▶ **Given exercise**
Copy out everything from the start of the records down to the line containing "lead-kicker-b: 联动 [484, 113, 506, 126]", with both of those lines included, keeping each line unchanged.

▶ **Labeled box records**
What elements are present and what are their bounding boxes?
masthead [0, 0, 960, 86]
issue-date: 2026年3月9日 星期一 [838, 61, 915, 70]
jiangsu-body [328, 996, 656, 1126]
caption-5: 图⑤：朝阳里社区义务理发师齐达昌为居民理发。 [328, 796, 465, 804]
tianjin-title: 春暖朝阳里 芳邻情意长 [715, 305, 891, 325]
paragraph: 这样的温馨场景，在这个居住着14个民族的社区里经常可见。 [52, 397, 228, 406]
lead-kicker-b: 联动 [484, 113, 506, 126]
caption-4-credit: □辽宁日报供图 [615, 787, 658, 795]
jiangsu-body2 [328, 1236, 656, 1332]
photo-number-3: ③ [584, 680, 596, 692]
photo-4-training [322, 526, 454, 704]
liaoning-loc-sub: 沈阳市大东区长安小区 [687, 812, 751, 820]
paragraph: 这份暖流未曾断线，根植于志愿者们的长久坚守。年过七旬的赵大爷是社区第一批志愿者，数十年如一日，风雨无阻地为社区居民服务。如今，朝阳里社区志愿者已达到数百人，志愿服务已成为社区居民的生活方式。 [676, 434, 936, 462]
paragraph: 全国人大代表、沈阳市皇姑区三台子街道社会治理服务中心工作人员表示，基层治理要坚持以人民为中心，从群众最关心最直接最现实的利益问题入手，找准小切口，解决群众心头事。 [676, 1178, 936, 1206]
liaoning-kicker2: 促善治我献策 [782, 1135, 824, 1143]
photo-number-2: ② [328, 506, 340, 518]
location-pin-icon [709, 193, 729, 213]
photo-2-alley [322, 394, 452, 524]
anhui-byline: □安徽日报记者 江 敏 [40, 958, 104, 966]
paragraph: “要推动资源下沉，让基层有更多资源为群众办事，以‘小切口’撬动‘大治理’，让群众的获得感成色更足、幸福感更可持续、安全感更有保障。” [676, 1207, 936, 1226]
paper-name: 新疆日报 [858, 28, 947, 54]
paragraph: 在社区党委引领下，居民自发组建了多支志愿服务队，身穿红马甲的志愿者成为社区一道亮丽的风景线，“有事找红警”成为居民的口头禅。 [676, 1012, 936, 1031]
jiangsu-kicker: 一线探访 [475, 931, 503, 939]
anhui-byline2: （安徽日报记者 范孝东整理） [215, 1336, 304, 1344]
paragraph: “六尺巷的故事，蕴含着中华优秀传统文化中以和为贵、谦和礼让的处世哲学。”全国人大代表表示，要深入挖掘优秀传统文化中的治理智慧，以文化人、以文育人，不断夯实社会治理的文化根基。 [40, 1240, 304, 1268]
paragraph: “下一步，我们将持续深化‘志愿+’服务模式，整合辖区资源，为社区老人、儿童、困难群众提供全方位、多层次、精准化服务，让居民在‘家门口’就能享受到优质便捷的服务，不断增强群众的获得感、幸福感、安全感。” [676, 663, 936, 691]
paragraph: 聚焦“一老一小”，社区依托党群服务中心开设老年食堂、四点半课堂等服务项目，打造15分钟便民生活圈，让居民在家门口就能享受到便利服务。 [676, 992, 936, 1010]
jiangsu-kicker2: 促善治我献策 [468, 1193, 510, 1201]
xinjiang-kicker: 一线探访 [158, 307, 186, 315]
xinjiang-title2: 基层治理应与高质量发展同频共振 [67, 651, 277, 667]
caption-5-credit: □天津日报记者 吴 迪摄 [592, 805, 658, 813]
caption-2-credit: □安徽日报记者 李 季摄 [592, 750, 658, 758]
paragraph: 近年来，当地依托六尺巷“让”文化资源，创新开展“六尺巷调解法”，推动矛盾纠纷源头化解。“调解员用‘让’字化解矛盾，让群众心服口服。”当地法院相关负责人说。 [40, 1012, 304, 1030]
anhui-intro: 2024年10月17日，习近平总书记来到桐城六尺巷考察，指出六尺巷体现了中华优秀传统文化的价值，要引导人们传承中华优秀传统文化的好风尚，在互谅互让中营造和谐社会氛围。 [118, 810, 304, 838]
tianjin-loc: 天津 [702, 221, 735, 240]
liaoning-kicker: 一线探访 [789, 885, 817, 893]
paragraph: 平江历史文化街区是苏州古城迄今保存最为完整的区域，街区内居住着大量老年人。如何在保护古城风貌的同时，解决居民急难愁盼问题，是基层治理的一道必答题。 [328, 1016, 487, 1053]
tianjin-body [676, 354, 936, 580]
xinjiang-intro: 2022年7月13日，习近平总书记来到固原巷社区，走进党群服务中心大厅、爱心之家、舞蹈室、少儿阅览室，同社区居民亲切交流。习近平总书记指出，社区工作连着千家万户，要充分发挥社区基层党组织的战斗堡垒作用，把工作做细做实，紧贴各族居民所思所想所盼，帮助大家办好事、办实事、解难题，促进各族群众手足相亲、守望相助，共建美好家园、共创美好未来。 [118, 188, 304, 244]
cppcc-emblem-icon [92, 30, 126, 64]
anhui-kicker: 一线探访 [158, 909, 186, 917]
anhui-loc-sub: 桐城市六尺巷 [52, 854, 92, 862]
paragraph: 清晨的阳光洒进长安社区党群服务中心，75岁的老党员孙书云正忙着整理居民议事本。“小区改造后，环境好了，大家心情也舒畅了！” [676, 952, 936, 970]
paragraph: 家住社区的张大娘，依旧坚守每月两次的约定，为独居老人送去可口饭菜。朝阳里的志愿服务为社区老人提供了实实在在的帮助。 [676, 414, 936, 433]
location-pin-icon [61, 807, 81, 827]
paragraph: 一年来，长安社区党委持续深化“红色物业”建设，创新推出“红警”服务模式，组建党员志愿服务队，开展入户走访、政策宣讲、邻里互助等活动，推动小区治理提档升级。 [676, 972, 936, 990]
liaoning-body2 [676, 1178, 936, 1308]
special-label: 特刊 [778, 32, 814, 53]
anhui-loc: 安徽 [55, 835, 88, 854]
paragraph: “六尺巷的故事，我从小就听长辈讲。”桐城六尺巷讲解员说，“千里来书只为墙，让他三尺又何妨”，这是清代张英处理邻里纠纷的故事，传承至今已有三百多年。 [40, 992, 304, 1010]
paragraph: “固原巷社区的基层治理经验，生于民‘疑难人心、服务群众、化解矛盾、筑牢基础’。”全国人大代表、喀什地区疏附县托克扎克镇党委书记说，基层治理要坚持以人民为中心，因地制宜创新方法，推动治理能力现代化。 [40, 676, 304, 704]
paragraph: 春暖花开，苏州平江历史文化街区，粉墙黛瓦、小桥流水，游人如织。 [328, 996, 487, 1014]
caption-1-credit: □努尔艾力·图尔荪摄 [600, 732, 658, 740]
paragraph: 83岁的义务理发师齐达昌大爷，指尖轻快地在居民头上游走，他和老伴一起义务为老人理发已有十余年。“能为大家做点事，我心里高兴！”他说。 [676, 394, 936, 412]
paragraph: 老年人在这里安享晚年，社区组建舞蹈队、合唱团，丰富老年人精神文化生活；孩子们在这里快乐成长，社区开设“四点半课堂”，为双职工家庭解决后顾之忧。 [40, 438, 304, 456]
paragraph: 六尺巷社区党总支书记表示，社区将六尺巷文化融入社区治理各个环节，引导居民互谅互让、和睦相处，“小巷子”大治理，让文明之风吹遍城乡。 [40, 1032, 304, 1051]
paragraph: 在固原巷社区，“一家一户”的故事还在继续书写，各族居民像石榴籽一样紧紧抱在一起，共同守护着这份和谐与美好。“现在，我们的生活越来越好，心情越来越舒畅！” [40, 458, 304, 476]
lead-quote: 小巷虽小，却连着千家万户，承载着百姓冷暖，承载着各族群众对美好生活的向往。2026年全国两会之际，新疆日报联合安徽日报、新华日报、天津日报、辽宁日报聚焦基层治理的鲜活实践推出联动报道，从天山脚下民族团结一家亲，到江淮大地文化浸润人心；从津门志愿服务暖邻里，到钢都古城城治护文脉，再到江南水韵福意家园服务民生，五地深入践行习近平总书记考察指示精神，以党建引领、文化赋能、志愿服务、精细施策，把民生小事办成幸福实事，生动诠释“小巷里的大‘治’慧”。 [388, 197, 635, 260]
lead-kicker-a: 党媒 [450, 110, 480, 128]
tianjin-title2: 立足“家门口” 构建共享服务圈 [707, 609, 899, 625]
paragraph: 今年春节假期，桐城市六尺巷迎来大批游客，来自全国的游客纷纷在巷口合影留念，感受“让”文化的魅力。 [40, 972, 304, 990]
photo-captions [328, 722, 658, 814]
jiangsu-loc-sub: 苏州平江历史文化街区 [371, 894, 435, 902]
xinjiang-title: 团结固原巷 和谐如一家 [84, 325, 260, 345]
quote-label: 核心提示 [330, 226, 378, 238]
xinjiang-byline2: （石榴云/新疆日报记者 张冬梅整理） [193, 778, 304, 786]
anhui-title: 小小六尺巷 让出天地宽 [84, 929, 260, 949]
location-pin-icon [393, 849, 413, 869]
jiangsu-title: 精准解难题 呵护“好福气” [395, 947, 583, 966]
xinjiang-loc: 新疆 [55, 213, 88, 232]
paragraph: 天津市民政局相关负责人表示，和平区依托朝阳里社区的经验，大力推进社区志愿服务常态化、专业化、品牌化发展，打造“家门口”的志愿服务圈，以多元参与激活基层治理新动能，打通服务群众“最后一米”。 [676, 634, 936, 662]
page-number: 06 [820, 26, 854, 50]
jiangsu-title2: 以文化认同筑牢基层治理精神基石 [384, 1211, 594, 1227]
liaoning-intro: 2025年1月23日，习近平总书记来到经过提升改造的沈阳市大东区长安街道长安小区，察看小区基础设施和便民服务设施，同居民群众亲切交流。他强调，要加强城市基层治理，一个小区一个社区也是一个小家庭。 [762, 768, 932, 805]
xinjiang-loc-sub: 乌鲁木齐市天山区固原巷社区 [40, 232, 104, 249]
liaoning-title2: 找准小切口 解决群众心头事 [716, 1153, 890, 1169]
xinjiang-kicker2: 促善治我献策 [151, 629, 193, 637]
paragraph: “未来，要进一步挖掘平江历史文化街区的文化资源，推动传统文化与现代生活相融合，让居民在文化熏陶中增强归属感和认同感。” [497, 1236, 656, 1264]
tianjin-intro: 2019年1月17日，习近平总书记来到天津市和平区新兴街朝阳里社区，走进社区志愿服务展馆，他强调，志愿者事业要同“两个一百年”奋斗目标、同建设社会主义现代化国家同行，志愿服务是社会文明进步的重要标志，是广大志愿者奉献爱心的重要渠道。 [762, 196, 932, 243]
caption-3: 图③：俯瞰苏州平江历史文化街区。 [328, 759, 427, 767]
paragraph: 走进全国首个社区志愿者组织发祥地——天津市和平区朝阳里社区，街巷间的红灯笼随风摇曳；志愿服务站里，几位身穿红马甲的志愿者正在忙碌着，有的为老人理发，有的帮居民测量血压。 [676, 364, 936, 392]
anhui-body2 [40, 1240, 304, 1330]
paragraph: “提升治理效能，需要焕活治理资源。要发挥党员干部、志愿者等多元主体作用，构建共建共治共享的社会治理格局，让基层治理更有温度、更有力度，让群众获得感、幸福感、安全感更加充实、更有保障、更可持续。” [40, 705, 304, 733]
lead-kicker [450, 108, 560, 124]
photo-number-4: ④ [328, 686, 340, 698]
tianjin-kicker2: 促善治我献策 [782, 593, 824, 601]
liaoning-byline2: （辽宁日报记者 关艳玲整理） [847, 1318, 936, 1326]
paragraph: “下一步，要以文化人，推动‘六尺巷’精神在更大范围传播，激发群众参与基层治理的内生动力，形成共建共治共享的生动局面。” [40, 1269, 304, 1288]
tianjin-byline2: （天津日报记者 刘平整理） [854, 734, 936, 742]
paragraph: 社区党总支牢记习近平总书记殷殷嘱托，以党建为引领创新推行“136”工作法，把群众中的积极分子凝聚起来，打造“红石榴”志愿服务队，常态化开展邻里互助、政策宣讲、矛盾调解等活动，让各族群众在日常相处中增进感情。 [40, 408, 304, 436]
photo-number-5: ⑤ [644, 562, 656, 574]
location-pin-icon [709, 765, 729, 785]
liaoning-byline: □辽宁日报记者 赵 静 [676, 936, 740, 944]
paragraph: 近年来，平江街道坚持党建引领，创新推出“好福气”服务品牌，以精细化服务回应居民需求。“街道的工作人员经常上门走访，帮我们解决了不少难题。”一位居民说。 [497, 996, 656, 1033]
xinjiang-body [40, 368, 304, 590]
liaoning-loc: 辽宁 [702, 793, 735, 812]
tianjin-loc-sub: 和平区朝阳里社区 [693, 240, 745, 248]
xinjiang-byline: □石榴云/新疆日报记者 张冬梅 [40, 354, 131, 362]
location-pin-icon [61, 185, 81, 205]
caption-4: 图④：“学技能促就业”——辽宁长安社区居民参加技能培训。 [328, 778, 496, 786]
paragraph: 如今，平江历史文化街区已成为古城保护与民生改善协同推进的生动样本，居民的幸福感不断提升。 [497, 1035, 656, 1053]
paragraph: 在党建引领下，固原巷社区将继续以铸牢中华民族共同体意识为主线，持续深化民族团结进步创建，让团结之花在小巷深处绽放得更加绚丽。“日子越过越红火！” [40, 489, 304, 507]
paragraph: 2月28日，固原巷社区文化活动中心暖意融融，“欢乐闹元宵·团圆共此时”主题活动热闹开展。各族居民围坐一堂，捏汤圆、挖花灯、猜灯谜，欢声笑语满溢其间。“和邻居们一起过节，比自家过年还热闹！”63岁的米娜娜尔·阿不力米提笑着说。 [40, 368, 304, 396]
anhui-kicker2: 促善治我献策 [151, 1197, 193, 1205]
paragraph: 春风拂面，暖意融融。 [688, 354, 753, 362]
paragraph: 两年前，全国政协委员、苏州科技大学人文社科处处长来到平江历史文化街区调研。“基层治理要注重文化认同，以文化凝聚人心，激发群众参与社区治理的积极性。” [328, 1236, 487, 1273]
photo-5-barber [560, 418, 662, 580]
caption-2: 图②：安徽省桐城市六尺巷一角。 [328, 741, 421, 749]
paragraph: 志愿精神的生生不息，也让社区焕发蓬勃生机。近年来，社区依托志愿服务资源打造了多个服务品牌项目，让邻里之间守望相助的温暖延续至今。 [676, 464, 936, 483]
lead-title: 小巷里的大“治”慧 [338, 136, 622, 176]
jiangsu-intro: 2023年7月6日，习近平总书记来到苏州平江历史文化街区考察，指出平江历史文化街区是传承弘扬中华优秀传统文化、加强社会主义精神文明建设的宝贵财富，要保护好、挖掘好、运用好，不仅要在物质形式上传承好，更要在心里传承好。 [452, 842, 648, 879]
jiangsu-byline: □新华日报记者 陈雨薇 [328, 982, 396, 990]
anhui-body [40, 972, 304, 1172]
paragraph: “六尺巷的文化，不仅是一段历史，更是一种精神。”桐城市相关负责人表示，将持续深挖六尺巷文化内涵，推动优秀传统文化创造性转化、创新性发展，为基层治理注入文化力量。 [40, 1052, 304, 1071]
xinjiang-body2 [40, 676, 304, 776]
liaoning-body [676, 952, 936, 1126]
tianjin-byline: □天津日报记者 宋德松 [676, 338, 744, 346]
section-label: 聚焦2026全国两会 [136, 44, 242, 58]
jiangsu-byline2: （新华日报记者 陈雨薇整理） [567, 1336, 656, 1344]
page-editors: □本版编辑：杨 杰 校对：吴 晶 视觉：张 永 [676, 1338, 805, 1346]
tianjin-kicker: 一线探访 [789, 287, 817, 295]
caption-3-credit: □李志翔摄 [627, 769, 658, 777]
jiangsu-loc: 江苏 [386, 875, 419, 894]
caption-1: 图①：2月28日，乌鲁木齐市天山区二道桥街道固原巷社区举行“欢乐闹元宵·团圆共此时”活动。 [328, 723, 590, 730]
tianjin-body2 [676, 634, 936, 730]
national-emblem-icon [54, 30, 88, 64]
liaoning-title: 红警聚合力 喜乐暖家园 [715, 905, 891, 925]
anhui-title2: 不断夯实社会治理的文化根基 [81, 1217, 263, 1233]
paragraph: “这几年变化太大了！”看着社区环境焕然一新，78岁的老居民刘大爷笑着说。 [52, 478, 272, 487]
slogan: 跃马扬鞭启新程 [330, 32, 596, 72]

▶ **Answer for the task**
What elements are present and what are their bounding boxes?
masthead [0, 0, 960, 86]
issue-date: 2026年3月9日 星期一 [838, 61, 915, 70]
jiangsu-body [328, 996, 656, 1126]
caption-5: 图⑤：朝阳里社区义务理发师齐达昌为居民理发。 [328, 796, 465, 804]
tianjin-title: 春暖朝阳里 芳邻情意长 [715, 305, 891, 325]
paragraph: 这样的温馨场景，在这个居住着14个民族的社区里经常可见。 [52, 397, 228, 406]
lead-kicker-b: 联动 [484, 113, 506, 126]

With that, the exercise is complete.